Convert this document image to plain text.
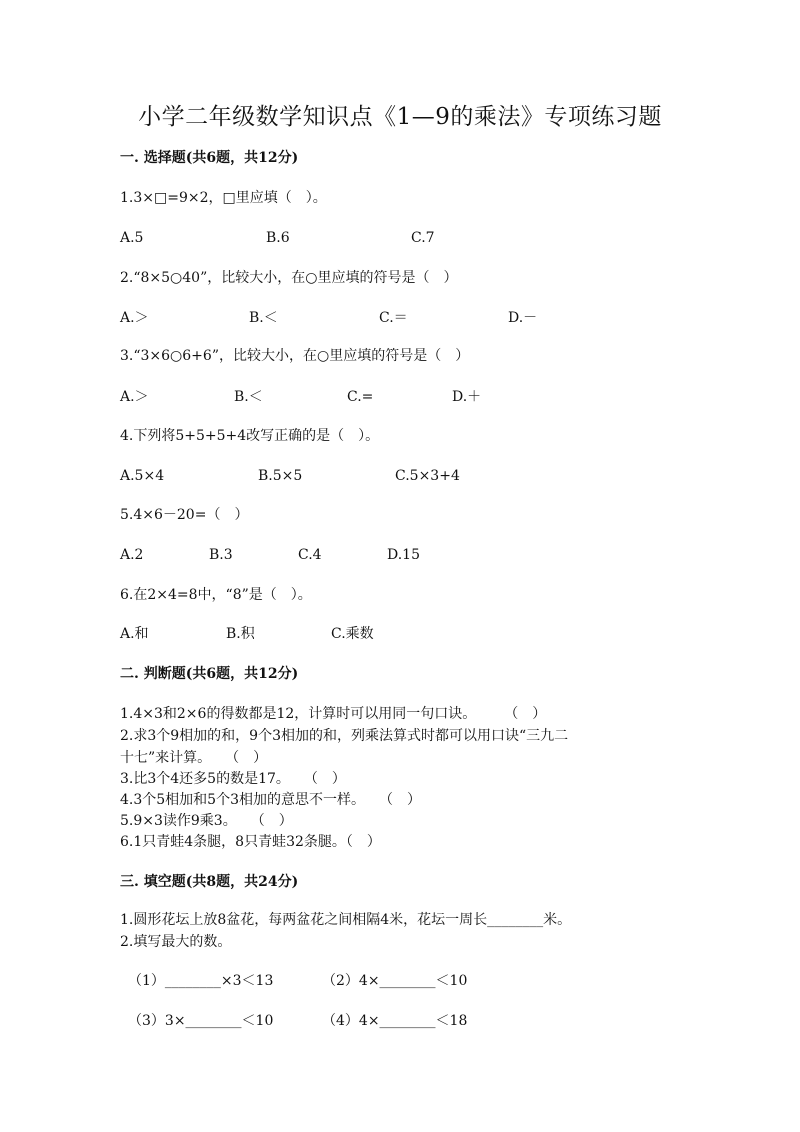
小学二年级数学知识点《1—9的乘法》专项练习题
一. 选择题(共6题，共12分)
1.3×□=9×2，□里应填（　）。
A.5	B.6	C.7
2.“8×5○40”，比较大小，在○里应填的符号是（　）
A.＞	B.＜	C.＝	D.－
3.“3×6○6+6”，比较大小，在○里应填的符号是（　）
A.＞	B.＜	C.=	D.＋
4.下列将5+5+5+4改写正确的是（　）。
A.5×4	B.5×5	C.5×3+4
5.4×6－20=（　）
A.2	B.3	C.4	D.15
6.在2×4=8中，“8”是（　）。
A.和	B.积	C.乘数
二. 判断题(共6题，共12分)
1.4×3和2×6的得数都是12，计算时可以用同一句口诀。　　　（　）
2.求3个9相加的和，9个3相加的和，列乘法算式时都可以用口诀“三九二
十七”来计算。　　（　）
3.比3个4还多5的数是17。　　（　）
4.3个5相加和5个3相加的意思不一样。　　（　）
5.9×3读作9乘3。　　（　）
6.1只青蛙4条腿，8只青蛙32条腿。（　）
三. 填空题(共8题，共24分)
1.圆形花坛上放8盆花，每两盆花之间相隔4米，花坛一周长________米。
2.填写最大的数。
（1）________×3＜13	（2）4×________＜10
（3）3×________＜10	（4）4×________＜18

AIM: All of the data above should be transcribed verbatim, with pictures omitted.

FINISHED ANSWER:
Convert this document image to plain text.
小学二年级数学知识点《1—9的乘法》专项练习题
一. 选择题(共6题，共12分)
1.3×□=9×2，□里应填（　）。
A.5	B.6	C.7
2.“8×5○40”，比较大小，在○里应填的符号是（　）
A.＞	B.＜	C.＝	D.－
3.“3×6○6+6”，比较大小，在○里应填的符号是（　）
A.＞	B.＜	C.=	D.＋
4.下列将5+5+5+4改写正确的是（　）。
A.5×4	B.5×5	C.5×3+4
5.4×6－20=（　）
A.2	B.3	C.4	D.15
6.在2×4=8中，“8”是（　）。
A.和	B.积	C.乘数
二. 判断题(共6题，共12分)
1.4×3和2×6的得数都是12，计算时可以用同一句口诀。　　　（　）
2.求3个9相加的和，9个3相加的和，列乘法算式时都可以用口诀“三九二
十七”来计算。　　（　）
3.比3个4还多5的数是17。　　（　）
4.3个5相加和5个3相加的意思不一样。　　（　）
5.9×3读作9乘3。　　（　）
6.1只青蛙4条腿，8只青蛙32条腿。（　）
三. 填空题(共8题，共24分)
1.圆形花坛上放8盆花，每两盆花之间相隔4米，花坛一周长________米。
2.填写最大的数。
（1）________×3＜13	（2）4×________＜10
（3）3×________＜10	（4）4×________＜18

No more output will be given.